## Do this
Leave out the pictures and copy each record below exactly.

## Records for this task
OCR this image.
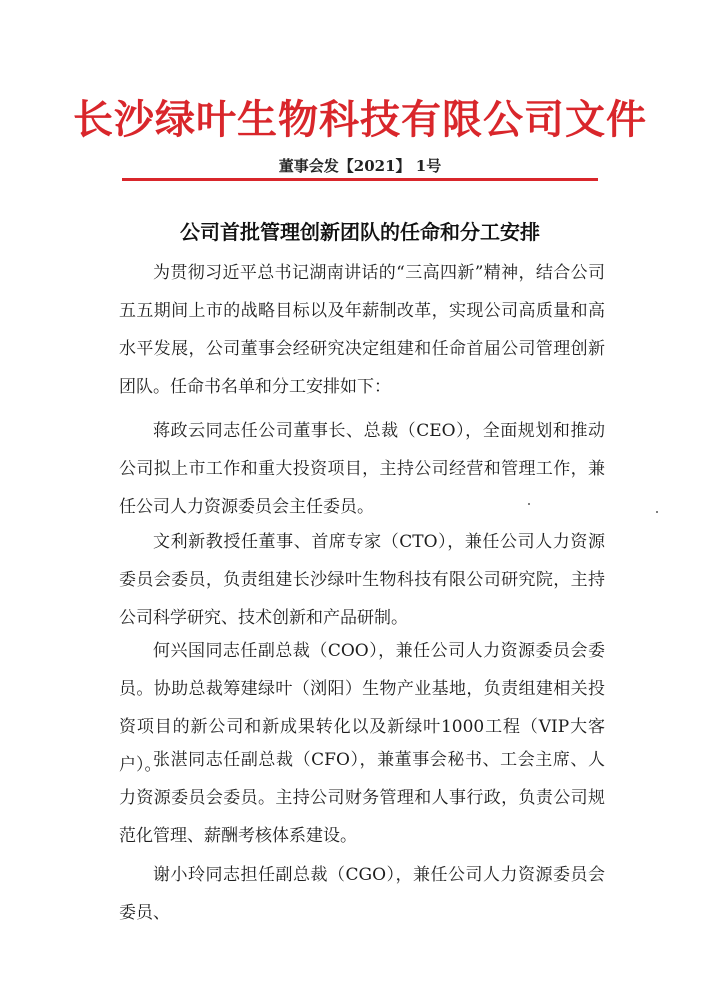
长沙绿叶生物科技有限公司文件
董事会发【2021】 1号
公司首批管理创新团队的任命和分工安排
为贯彻习近平总书记湖南讲话的“三高四新”精神，结合公司五五期间上市的战略目标以及年薪制改革，实现公司高质量和高水平发展，公司董事会经研究决定组建和任命首届公司管理创新团队。任命书名单和分工安排如下：
蒋政云同志任公司董事长、总裁（CEO），全面规划和推动公司拟上市工作和重大投资项目，主持公司经营和管理工作，兼任公司人力资源委员会主任委员。
文利新教授任董事、首席专家（CTO），兼任公司人力资源委员会委员，负责组建长沙绿叶生物科技有限公司研究院，主持公司科学研究、技术创新和产品研制。
何兴国同志任副总裁（COO），兼任公司人力资源委员会委员。协助总裁筹建绿叶（浏阳）生物产业基地，负责组建相关投资项目的新公司和新成果转化以及新绿叶1000工程（VIP大客户）。
张湛同志任副总裁（CFO），兼董事会秘书、工会主席、人力资源委员会委员。主持公司财务管理和人事行政，负责公司规范化管理、薪酬考核体系建设。
谢小玲同志担任副总裁（CGO），兼任公司人力资源委员会委员、
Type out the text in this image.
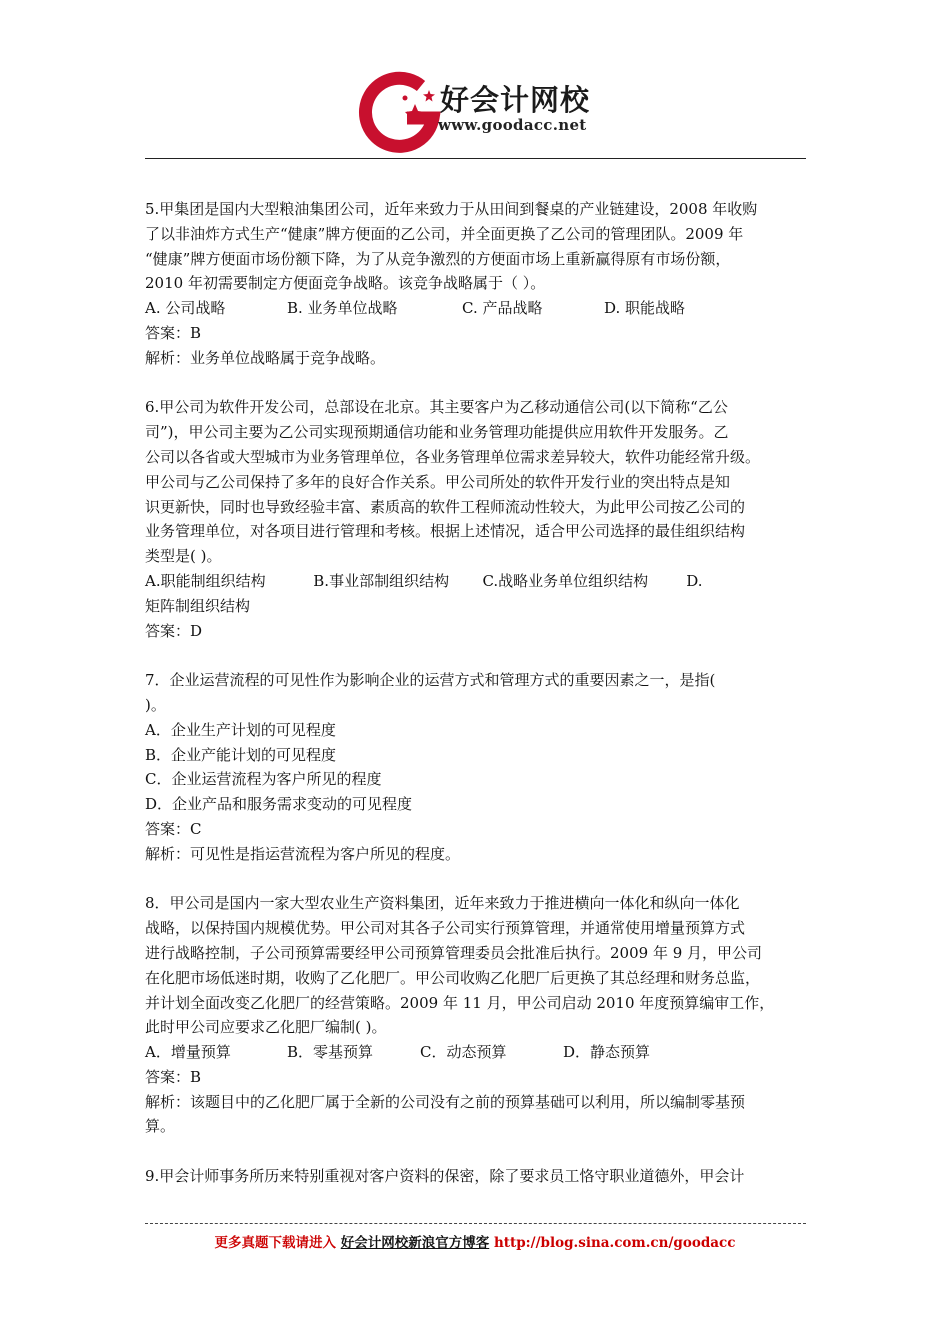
好会计网校
www.goodacc.net

5.甲集团是国内大型粮油集团公司，近年来致力于从田间到餐桌的产业链建设，2008 年收购

了以非油炸方式生产“健康”牌方便面的乙公司，并全面更换了乙公司的管理团队。2009 年

“健康”牌方便面市场份额下降，为了从竞争激烈的方便面市场上重新赢得原有市场份额，

2010 年初需要制定方便面竞争战略。该竞争战略属于（ ）。

A. 公司战略	B. 业务单位战略	C. 产品战略	D. 职能战略

答案：B

解析：业务单位战略属于竞争战略。

6.甲公司为软件开发公司，总部设在北京。其主要客户为乙移动通信公司(以下简称“乙公

司”)，甲公司主要为乙公司实现预期通信功能和业务管理功能提供应用软件开发服务。乙

公司以各省或大型城市为业务管理单位，各业务管理单位需求差异较大，软件功能经常升级。

甲公司与乙公司保持了多年的良好合作关系。甲公司所处的软件开发行业的突出特点是知

识更新快，同时也导致经验丰富、素质高的软件工程师流动性较大，为此甲公司按乙公司的

业务管理单位，对各项目进行管理和考核。根据上述情况，适合甲公司选择的最佳组织结构

类型是( )。

A.职能制组织结构          B.事业部制组织结构       C.战略业务单位组织结构        D.

矩阵制组织结构

答案：D

7．企业运营流程的可见性作为影响企业的运营方式和管理方式的重要因素之一，是指(

)。

A．企业生产计划的可见程度

B．企业产能计划的可见程度

C．企业运营流程为客户所见的程度

D．企业产品和服务需求变动的可见程度

答案：C

解析：可见性是指运营流程为客户所见的程度。

8．甲公司是国内一家大型农业生产资料集团，近年来致力于推进横向一体化和纵向一体化

战略，以保持国内规模优势。甲公司对其各子公司实行预算管理，并通常使用增量预算方式

进行战略控制，子公司预算需要经甲公司预算管理委员会批准后执行。2009 年 9 月，甲公司

在化肥市场低迷时期，收购了乙化肥厂。甲公司收购乙化肥厂后更换了其总经理和财务总监，

并计划全面改变乙化肥厂的经营策略。2009 年 11 月，甲公司启动 2010 年度预算编审工作，

此时甲公司应要求乙化肥厂编制( )。

A．增量预算	B．零基预算	C．动态预算	D．静态预算

答案：B

解析：该题目中的乙化肥厂属于全新的公司没有之前的预算基础可以利用，所以编制零基预

算。

9.甲会计师事务所历来特别重视对客户资料的保密，除了要求员工恪守职业道德外，甲会计

更多真题下载请进入 好会计网校新浪官方博客 http://blog.sina.com.cn/goodacc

## Written answer
OCR this image.
长沙绿叶生物科技有限公司文件
董事会发【2021】 1号
公司首批管理创新团队的任命和分工安排
为贯彻习近平总书记湖南讲话的“三高四新”精神，结合公司五五期间上市的战略目标以及年薪制改革，实现公司高质量和高水平发展，公司董事会经研究决定组建和任命首届公司管理创新团队。任命书名单和分工安排如下：
蒋政云同志任公司董事长、总裁（CEO），全面规划和推动公司拟上市工作和重大投资项目，主持公司经营和管理工作，兼任公司人力资源委员会主任委员。
文利新教授任董事、首席专家（CTO），兼任公司人力资源委员会委员，负责组建长沙绿叶生物科技有限公司研究院，主持公司科学研究、技术创新和产品研制。
何兴国同志任副总裁（COO），兼任公司人力资源委员会委员。协助总裁筹建绿叶（浏阳）生物产业基地，负责组建相关投资项目的新公司和新成果转化以及新绿叶1000工程（VIP大客户）。
张湛同志任副总裁（CFO），兼董事会秘书、工会主席、人力资源委员会委员。主持公司财务管理和人事行政，负责公司规范化管理、薪酬考核体系建设。
谢小玲同志担任副总裁（CGO），兼任公司人力资源委员会委员、
Type out the text in this image.
好会计网校
www.goodacc.net

5.甲集团是国内大型粮油集团公司，近年来致力于从田间到餐桌的产业链建设，2008 年收购

了以非油炸方式生产“健康”牌方便面的乙公司，并全面更换了乙公司的管理团队。2009 年

“健康”牌方便面市场份额下降，为了从竞争激烈的方便面市场上重新赢得原有市场份额，

2010 年初需要制定方便面竞争战略。该竞争战略属于（ ）。

A. 公司战略	B. 业务单位战略	C. 产品战略	D. 职能战略

答案：B

解析：业务单位战略属于竞争战略。

6.甲公司为软件开发公司，总部设在北京。其主要客户为乙移动通信公司(以下简称“乙公

司”)，甲公司主要为乙公司实现预期通信功能和业务管理功能提供应用软件开发服务。乙

公司以各省或大型城市为业务管理单位，各业务管理单位需求差异较大，软件功能经常升级。

甲公司与乙公司保持了多年的良好合作关系。甲公司所处的软件开发行业的突出特点是知

识更新快，同时也导致经验丰富、素质高的软件工程师流动性较大，为此甲公司按乙公司的

业务管理单位，对各项目进行管理和考核。根据上述情况，适合甲公司选择的最佳组织结构

类型是( )。

A.职能制组织结构          B.事业部制组织结构       C.战略业务单位组织结构        D.

矩阵制组织结构

答案：D

7．企业运营流程的可见性作为影响企业的运营方式和管理方式的重要因素之一，是指(

)。

A．企业生产计划的可见程度

B．企业产能计划的可见程度

C．企业运营流程为客户所见的程度

D．企业产品和服务需求变动的可见程度

答案：C

解析：可见性是指运营流程为客户所见的程度。

8．甲公司是国内一家大型农业生产资料集团，近年来致力于推进横向一体化和纵向一体化

战略，以保持国内规模优势。甲公司对其各子公司实行预算管理，并通常使用增量预算方式

进行战略控制，子公司预算需要经甲公司预算管理委员会批准后执行。2009 年 9 月，甲公司

在化肥市场低迷时期，收购了乙化肥厂。甲公司收购乙化肥厂后更换了其总经理和财务总监，

并计划全面改变乙化肥厂的经营策略。2009 年 11 月，甲公司启动 2010 年度预算编审工作，

此时甲公司应要求乙化肥厂编制( )。

A．增量预算	B．零基预算	C．动态预算	D．静态预算

答案：B

解析：该题目中的乙化肥厂属于全新的公司没有之前的预算基础可以利用，所以编制零基预

算。

9.甲会计师事务所历来特别重视对客户资料的保密，除了要求员工恪守职业道德外，甲会计

更多真题下载请进入 好会计网校新浪官方博客 http://blog.sina.com.cn/goodacc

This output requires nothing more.